* **Work order**:
Bring together copies of the lines in the data below that contain the word "JSON".

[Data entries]
+++
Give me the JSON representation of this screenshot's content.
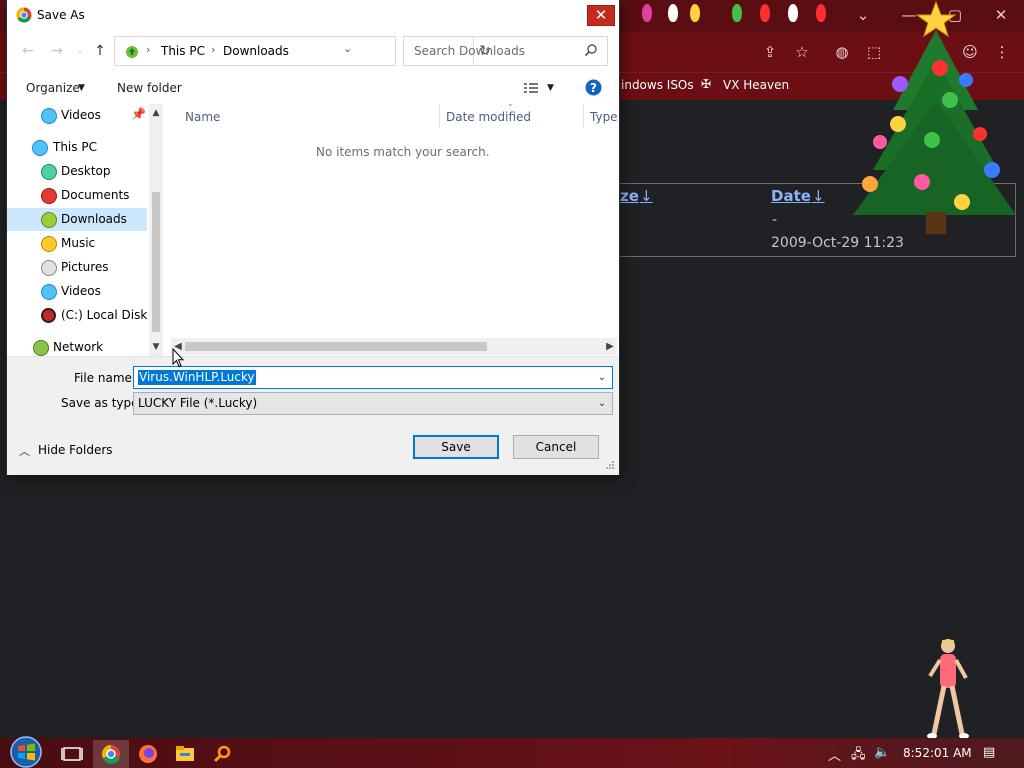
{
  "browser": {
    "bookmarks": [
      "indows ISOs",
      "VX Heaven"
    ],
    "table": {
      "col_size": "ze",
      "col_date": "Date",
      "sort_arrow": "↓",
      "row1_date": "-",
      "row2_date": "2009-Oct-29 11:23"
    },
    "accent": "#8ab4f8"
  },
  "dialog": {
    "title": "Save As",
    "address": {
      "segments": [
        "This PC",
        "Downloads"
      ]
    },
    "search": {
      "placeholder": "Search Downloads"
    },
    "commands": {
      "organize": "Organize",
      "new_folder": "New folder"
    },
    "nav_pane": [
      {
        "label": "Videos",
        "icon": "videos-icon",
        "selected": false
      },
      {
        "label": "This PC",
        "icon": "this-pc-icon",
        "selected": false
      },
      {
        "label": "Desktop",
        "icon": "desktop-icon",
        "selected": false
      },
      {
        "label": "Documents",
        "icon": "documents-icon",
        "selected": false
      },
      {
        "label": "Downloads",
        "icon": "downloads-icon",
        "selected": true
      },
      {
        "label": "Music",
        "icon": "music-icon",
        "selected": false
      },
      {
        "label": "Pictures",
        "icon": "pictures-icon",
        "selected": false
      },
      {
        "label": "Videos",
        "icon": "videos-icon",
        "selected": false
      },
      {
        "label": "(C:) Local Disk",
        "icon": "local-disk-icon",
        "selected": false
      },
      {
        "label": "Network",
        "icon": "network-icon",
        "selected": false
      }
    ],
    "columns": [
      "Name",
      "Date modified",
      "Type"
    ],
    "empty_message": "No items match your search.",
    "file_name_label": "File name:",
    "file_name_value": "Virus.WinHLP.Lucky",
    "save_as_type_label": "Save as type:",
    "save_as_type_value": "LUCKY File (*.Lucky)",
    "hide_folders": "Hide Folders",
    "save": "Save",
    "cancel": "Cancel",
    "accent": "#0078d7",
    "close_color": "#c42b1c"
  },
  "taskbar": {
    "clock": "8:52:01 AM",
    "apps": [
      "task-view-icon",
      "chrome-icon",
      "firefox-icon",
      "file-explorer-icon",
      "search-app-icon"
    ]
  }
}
+++
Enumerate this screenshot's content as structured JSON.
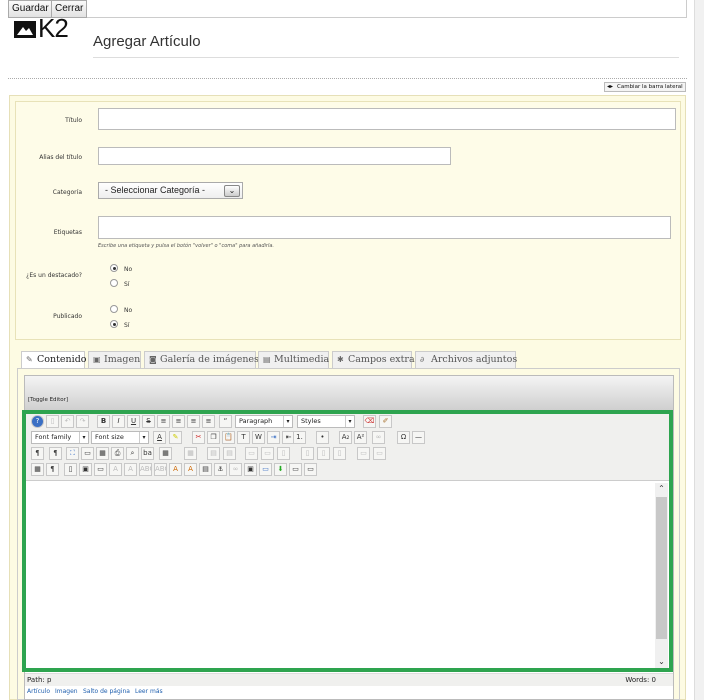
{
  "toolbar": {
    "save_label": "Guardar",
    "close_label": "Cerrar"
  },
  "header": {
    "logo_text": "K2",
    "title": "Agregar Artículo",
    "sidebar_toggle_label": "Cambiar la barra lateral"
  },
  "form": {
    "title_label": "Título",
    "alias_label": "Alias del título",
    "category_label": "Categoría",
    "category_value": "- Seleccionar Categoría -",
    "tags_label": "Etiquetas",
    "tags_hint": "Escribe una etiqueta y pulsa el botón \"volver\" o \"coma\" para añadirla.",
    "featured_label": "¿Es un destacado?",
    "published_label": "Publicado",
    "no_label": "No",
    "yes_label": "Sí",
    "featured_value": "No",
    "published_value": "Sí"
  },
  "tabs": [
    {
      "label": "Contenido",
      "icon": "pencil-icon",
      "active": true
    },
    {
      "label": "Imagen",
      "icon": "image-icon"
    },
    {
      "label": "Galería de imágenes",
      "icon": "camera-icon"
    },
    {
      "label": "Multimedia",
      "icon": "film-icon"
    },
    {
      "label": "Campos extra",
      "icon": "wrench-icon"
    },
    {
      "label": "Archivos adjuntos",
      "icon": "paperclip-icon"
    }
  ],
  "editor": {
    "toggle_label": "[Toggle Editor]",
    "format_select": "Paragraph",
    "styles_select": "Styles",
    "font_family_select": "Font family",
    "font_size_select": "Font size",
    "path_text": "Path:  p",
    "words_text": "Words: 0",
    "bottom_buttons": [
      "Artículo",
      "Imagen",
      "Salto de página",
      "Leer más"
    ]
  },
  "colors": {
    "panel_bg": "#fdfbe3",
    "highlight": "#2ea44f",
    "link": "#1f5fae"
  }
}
+++
* **Answer section**:
Give me the JSON representation of this screenshot's content.
Enumerate this screenshot's content as structured JSON.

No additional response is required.